• [Short exercise]: In this exercise, reproduce all the entries that follow exactly.

— BEGIN Working data —

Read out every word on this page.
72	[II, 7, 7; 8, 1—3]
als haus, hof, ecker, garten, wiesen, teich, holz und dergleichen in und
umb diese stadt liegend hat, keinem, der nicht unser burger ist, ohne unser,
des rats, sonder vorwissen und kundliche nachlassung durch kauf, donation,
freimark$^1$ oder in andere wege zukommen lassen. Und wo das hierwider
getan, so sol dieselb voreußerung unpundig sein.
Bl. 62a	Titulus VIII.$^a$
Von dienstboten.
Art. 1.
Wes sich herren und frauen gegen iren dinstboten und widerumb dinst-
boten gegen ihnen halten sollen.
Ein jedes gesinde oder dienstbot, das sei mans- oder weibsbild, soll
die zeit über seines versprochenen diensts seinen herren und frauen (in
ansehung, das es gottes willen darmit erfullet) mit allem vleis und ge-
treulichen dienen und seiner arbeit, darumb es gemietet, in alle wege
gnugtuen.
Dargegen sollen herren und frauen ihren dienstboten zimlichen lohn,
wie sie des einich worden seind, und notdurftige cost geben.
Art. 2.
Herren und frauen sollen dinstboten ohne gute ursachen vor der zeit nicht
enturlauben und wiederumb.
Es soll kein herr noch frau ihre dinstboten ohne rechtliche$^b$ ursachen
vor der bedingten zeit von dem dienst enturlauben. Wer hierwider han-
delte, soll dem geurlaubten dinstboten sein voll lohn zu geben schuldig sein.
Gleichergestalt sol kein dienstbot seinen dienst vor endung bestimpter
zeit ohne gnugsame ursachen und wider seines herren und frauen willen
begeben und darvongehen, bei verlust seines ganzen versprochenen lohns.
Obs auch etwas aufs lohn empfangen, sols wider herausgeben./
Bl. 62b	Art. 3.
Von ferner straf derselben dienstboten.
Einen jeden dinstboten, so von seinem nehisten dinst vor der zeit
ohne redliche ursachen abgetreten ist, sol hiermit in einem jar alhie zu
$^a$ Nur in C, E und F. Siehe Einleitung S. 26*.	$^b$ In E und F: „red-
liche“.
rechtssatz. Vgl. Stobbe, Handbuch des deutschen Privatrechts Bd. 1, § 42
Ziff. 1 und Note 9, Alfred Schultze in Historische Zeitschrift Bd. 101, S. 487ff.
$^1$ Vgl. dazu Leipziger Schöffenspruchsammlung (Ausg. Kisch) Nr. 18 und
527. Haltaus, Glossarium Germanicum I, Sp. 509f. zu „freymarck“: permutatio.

— END Working data —

• [Solution to this task]:
Read out every word on this page.
72	[II, 7, 7; 8, 1—3]
als haus, hof, ecker, garten, wiesen, teich, holz und dergleichen in und
umb diese stadt liegend hat, keinem, der nicht unser burger ist, ohne unser,
des rats, sonder vorwissen und kundliche nachlassung durch kauf, donation,
freimark$^1$ oder in andere wege zukommen lassen. Und wo das hierwider
getan, so sol dieselb voreußerung unpundig sein.
Bl. 62a	Titulus VIII.$^a$
Von dienstboten.
Art. 1.
Wes sich herren und frauen gegen iren dinstboten und widerumb dinst-
boten gegen ihnen halten sollen.
Ein jedes gesinde oder dienstbot, das sei mans- oder weibsbild, soll
die zeit über seines versprochenen diensts seinen herren und frauen (in
ansehung, das es gottes willen darmit erfullet) mit allem vleis und ge-
treulichen dienen und seiner arbeit, darumb es gemietet, in alle wege
gnugtuen.
Dargegen sollen herren und frauen ihren dienstboten zimlichen lohn,
wie sie des einich worden seind, und notdurftige cost geben.
Art. 2.
Herren und frauen sollen dinstboten ohne gute ursachen vor der zeit nicht
enturlauben und wiederumb.
Es soll kein herr noch frau ihre dinstboten ohne rechtliche$^b$ ursachen
vor der bedingten zeit von dem dienst enturlauben. Wer hierwider han-
delte, soll dem geurlaubten dinstboten sein voll lohn zu geben schuldig sein.
Gleichergestalt sol kein dienstbot seinen dienst vor endung bestimpter
zeit ohne gnugsame ursachen und wider seines herren und frauen willen
begeben und darvongehen, bei verlust seines ganzen versprochenen lohns.
Obs auch etwas aufs lohn empfangen, sols wider herausgeben./
Bl. 62b	Art. 3.
Von ferner straf derselben dienstboten.
Einen jeden dinstboten, so von seinem nehisten dinst vor der zeit
ohne redliche ursachen abgetreten ist, sol hiermit in einem jar alhie zu
$^a$ Nur in C, E und F. Siehe Einleitung S. 26*.	$^b$ In E und F: „red-
liche“.
rechtssatz. Vgl. Stobbe, Handbuch des deutschen Privatrechts Bd. 1, § 42
Ziff. 1 und Note 9, Alfred Schultze in Historische Zeitschrift Bd. 101, S. 487ff.
$^1$ Vgl. dazu Leipziger Schöffenspruchsammlung (Ausg. Kisch) Nr. 18 und
527. Haltaus, Glossarium Germanicum I, Sp. 509f. zu „freymarck“: permutatio.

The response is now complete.